Document section section start

Customer Reviews:   Read 14 more reviews...

1 out of 5 stars Mutilating thought: Unreadable translation   July 3, 2008
No one who can read French should read Barthes in English but if you must read him in translation avoid this one. Trying to follow his thought in this version is nearly impossible. Although I managed to finish this short book and glean from it the general intention, it was not worth the time it took to untangle the mangled sentences. Simple words were changed into incomprehensible ones. Admittedly, the author's wish to imitate his satirized material may account for the difficulties of translation but that would account for only a small element. This book should be replaced with a new translation.


5 out of 5 stars Telling the 'Truth' about Advertisements and Modern Society   February 20, 2008
This is one of the great mythology books of the twentith century.And still relevant today.That people are so scripted by the slogan,we have forgotten the 'essense' of the product.That we have bought into the cosmetic idealisation of the image,rather than the true appearance of the natural object or root meaning of the word.This philosophical book is deep reading,not just for literary francophiles, still around today.That we are aroused and mystified by the ritual act and the shiny decor,surrounding the hidden object,rather than the nuts and bolts of the product itself alone.And its the mystique surrounding our language,toys,actors and art-work; that inspires, entertains ,educates the soul and mind of modern people.Without mythology ,the core of society would wither.And mankind would simply revert back to the dark sterile caves of oblivion.


5 out of 5 stars Entertaining essays, dense critical theory   August 9, 2006
 4 out of 4 found this review helpful

I was assigned this text as the final leg of a Greek and Roman Mythology course. Having no idea what to expect, I easily read through the collection of short essays and was thoroughly entertained. Even in translation, Barthes is graceful, lighthearted, and humorous in telling of the modern myths surrounding him in 1950s France. A very well-educated philologist, lexicologist, and sociologist, it wasn't until after writing the short essays here compiled that he rigorously developed his semiological/structuralist theories. Those with knowledge of structural linguistics and semiology and those without such a background alike will certainly enjoy every essay of this brief collection.

Document section section end
Information supplied section start

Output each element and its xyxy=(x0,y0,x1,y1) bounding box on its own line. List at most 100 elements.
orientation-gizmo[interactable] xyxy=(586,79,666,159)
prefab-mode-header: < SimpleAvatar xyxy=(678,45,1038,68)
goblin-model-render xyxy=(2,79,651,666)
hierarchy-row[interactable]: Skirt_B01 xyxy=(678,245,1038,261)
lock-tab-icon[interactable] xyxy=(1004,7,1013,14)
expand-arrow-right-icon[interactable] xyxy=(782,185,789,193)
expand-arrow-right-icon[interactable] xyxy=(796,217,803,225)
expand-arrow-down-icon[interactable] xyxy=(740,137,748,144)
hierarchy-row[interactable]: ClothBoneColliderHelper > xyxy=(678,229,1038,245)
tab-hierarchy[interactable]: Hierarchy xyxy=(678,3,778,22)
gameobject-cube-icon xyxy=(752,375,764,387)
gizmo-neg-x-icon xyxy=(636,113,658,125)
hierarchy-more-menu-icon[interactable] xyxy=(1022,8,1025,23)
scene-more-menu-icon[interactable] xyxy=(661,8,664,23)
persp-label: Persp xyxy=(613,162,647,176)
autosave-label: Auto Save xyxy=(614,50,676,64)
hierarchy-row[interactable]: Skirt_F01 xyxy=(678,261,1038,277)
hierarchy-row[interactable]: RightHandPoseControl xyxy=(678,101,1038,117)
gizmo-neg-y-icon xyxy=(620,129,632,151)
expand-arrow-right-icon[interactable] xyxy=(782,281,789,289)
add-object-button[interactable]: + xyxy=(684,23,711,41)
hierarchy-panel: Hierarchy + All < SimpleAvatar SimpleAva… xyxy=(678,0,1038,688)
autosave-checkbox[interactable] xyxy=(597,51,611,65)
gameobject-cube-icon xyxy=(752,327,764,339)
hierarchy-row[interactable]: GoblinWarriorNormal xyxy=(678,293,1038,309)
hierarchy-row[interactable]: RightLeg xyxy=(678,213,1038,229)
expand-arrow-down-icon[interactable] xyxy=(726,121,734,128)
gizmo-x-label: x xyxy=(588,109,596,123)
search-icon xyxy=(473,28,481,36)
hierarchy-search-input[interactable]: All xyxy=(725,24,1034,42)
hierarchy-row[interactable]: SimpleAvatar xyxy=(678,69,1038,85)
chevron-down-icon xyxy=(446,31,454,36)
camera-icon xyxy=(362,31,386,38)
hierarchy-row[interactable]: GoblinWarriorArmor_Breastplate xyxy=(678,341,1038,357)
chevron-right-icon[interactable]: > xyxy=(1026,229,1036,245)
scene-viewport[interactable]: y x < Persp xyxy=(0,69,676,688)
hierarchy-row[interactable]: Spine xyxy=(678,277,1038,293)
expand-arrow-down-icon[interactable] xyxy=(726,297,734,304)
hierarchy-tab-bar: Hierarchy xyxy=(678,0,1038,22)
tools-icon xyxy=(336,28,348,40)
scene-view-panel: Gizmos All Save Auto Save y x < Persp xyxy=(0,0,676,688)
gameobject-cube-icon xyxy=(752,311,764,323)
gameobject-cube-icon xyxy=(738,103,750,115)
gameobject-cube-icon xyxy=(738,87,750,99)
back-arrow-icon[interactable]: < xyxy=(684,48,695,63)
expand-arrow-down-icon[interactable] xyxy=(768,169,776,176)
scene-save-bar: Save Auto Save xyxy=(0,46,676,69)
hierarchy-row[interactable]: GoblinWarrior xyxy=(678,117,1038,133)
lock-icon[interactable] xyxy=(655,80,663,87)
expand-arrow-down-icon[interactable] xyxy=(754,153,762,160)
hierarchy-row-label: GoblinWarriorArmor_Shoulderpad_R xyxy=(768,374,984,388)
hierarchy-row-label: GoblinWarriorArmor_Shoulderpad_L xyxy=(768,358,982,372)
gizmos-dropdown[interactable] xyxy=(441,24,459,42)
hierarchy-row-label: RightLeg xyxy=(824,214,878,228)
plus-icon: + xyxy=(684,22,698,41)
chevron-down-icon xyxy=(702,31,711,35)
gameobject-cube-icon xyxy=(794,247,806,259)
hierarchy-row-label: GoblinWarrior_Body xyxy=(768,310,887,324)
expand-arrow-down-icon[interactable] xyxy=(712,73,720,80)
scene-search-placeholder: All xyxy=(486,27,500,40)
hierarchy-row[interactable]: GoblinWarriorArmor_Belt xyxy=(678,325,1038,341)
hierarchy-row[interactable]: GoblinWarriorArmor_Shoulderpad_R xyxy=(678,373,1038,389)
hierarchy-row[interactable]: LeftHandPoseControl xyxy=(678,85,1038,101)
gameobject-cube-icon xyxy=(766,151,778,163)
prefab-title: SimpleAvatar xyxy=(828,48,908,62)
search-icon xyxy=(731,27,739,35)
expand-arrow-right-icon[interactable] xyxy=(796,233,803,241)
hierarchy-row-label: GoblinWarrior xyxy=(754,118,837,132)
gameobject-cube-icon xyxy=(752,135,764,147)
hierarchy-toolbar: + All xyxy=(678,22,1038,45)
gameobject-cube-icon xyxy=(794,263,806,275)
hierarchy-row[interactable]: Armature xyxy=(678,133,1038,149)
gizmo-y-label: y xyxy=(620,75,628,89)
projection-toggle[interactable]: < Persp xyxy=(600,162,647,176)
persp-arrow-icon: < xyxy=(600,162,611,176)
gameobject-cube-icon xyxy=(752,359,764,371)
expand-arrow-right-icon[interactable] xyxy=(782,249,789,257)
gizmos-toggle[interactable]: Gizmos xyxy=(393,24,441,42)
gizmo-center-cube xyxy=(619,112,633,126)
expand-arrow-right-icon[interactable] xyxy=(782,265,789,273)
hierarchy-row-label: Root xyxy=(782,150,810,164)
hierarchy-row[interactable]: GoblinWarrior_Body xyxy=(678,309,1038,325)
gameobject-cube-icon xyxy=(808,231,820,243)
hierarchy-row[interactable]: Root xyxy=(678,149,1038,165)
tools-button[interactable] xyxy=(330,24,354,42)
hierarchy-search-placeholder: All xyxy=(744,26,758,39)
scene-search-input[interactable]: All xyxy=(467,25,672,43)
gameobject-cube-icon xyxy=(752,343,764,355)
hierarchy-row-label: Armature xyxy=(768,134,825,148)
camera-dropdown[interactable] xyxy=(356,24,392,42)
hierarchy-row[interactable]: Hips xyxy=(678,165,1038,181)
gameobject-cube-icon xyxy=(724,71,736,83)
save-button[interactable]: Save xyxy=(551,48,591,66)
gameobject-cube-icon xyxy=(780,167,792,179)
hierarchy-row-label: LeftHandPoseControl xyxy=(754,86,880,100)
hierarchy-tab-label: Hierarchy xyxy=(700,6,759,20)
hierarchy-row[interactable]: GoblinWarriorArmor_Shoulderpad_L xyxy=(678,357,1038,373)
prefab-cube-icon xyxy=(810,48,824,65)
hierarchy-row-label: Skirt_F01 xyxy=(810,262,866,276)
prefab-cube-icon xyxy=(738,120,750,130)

Information supplied section end

* **Work instructions**
[1] Rewrite the paragraph of the Barthes reviews that begins "No one who can read French" as a short bulleted list that keeps its main facts.
[2] Please continue the Barthes reviews from the point where they stop.

* **Answers by task**
[1]
- Readers who know French should read Barthes in the original, and anyone who needs a translation should avoid this one.
- Following his thought in this version is nearly impossible.
- The reviewer finished the short book and grasped its general intention, but untangling the mangled sentences was not worth the time.
- Simple words were turned into incomprehensible ones.
- The author's wish to imitate his satirized material may explain some of the difficulty, but only a small part.
- The book should be replaced with a new translation.

[2]
Furthermore, the longer essay, "Myth Today," which follows the shorter essays published originally in the 50s is replete with extremely interesting, albeit dense, critical theory. While someone with little knowledge of structural linguistics or semiology will have some difficulty with this final essay, it is certainly worth the struggle.



4 out of 5 stars Myth as Ideology.   June 16, 2006
 1 out of 3 found this review helpful

A problem with the take on myth that Barthes develops in his Mythologies is that he privileges the illusory distinction between myth and revolutionary speech. Myth for him is speech that naturalizes the ideology and relations of the bourgeoisie, while revolutionary speech upsets this. Both, however, are charged with producing the situation the present and interpret. Myth is productive. Myth is the revolutionary speech of bourgeois interests as seen from its receivers rather than its producers. Revolutionary speech is myth as seen by its producers. Producing his own myths is man inventing himself.

Barthes does, however, provide a tool kit for examining and analyzing the mythic. He also created a field guide for identifying species of mythologizing. From these tools an interested party could derive tools for the intentional production of myth.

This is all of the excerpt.